**Your task**
Extract from the listing each line in which the word "values" appears.

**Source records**

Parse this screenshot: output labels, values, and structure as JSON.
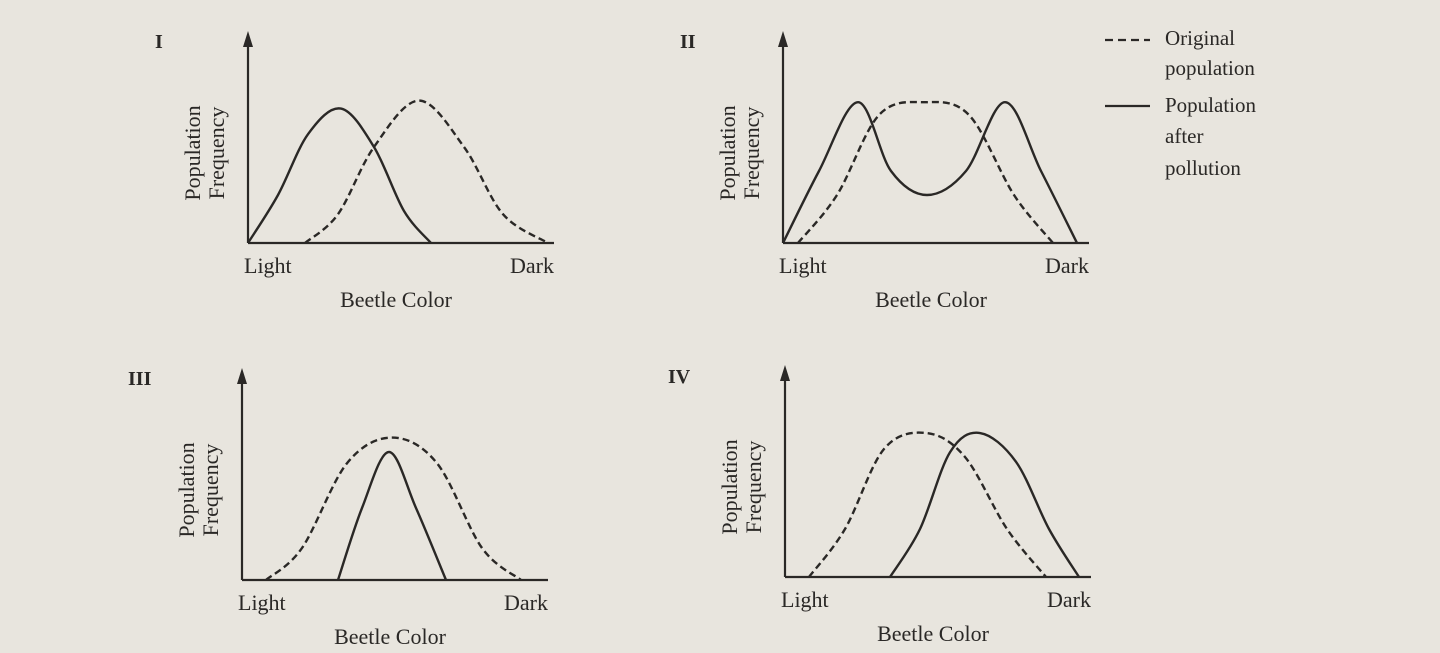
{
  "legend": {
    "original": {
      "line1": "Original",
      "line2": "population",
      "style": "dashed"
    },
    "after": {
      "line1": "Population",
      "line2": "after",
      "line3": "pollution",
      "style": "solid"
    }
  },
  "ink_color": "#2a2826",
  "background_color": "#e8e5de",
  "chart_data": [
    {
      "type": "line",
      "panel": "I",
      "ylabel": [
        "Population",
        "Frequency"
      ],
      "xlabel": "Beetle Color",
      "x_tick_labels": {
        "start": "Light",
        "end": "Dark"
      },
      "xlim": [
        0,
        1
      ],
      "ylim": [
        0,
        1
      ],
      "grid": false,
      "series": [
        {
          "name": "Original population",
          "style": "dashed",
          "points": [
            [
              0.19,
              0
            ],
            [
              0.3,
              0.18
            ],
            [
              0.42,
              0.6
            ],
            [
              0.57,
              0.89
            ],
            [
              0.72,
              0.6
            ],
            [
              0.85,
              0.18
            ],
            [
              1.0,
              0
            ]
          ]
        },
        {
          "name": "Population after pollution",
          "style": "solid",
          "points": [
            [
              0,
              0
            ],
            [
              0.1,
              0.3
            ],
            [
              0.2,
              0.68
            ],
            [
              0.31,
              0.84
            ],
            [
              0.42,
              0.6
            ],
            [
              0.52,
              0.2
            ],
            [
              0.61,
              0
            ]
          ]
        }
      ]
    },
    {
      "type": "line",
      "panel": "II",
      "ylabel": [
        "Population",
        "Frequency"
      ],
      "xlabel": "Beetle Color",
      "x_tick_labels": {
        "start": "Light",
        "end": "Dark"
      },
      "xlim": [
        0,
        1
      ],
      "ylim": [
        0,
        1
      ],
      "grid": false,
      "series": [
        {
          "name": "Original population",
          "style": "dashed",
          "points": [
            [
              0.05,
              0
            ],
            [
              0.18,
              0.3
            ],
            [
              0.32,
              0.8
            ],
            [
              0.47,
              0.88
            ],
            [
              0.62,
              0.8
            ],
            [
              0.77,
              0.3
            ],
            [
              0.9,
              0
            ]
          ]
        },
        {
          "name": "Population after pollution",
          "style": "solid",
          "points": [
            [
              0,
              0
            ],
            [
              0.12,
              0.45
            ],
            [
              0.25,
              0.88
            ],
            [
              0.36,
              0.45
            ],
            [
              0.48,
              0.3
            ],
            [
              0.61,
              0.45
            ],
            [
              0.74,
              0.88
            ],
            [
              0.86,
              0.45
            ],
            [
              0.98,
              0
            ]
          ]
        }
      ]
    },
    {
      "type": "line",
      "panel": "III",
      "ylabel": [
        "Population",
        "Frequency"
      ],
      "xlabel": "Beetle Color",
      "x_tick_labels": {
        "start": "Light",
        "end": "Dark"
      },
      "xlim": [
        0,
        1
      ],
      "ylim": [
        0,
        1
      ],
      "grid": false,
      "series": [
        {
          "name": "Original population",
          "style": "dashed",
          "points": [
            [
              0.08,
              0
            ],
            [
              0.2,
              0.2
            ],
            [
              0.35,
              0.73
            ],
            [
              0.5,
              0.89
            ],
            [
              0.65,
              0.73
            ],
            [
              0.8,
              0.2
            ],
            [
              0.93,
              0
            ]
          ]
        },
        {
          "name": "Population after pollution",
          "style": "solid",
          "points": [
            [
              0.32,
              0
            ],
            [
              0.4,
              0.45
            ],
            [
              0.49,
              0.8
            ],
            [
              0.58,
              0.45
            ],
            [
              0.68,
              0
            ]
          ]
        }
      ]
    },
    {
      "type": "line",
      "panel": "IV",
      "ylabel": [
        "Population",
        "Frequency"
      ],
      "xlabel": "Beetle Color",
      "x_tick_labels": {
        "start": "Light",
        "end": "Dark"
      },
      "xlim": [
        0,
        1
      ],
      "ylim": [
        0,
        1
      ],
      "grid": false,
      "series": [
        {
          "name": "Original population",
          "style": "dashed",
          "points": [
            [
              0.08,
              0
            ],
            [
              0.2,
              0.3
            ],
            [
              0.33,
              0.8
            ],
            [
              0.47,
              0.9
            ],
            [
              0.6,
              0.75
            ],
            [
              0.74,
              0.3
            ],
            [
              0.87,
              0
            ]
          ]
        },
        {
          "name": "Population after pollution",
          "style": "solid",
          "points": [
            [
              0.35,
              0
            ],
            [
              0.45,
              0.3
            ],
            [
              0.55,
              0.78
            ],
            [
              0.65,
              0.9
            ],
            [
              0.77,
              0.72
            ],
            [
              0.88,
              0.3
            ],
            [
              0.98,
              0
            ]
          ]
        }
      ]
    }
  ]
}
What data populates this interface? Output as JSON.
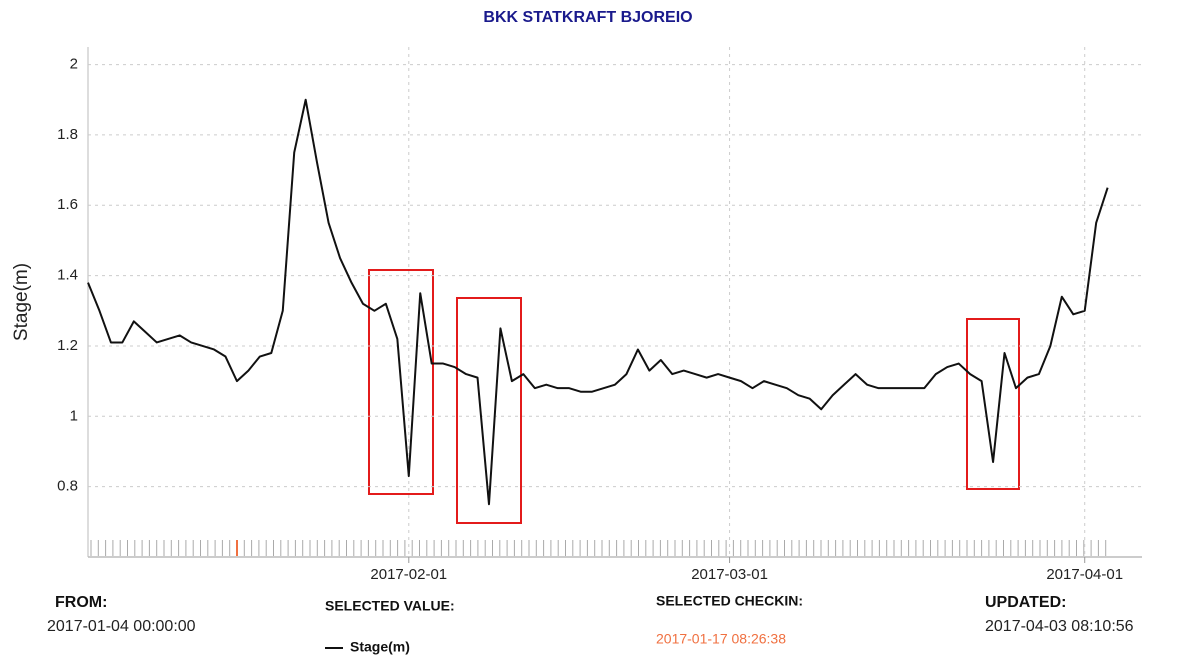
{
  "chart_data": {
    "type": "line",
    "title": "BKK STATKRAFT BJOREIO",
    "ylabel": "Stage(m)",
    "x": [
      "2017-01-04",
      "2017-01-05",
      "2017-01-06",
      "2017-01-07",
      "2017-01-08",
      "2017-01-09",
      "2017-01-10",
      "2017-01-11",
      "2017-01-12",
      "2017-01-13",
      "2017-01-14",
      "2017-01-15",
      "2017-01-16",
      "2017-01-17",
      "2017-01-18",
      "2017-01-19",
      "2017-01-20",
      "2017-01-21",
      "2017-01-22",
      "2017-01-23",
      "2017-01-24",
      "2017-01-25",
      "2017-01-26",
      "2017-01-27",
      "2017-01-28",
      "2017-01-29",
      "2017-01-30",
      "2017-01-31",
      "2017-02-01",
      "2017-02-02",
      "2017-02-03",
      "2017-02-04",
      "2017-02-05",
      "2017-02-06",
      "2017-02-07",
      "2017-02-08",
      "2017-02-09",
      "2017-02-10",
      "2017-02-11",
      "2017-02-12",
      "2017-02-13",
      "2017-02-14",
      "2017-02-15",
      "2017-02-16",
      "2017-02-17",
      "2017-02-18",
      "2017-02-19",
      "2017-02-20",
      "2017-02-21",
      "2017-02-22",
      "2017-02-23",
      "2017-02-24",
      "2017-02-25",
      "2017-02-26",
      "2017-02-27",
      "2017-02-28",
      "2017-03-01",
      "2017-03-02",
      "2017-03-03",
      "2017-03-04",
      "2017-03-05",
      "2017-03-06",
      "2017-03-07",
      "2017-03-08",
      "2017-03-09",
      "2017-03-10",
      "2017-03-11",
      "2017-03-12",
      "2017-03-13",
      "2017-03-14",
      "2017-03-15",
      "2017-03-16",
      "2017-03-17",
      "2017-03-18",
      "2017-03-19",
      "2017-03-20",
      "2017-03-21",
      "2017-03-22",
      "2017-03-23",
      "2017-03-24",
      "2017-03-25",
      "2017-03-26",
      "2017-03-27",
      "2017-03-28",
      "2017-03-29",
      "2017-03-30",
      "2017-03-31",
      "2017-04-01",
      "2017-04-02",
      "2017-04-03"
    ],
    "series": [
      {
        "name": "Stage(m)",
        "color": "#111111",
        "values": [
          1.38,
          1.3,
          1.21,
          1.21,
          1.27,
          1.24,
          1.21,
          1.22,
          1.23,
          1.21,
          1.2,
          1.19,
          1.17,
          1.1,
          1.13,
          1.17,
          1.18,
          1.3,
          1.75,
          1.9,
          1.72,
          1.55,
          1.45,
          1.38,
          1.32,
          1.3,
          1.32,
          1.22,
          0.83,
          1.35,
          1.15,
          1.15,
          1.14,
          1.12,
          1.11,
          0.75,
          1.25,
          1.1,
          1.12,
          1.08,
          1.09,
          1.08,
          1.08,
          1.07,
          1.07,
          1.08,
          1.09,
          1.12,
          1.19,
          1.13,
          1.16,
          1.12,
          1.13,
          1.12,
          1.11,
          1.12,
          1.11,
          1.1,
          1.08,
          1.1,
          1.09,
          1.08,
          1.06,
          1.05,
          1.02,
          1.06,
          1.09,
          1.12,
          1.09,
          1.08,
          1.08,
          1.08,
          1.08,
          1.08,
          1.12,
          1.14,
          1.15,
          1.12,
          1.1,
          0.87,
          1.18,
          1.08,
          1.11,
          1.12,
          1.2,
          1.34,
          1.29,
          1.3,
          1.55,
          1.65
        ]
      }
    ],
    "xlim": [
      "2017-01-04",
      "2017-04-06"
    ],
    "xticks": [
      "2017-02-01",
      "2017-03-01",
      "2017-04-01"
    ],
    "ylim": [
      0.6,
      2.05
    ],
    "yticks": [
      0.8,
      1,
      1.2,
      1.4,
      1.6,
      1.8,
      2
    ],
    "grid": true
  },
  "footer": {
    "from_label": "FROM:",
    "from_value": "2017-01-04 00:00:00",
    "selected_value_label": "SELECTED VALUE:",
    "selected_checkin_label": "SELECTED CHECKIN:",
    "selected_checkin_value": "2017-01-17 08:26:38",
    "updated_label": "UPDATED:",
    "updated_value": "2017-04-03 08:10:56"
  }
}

**Solution for this problem**
Parse this screenshot: output labels, values, and structure as JSON.
        "values": [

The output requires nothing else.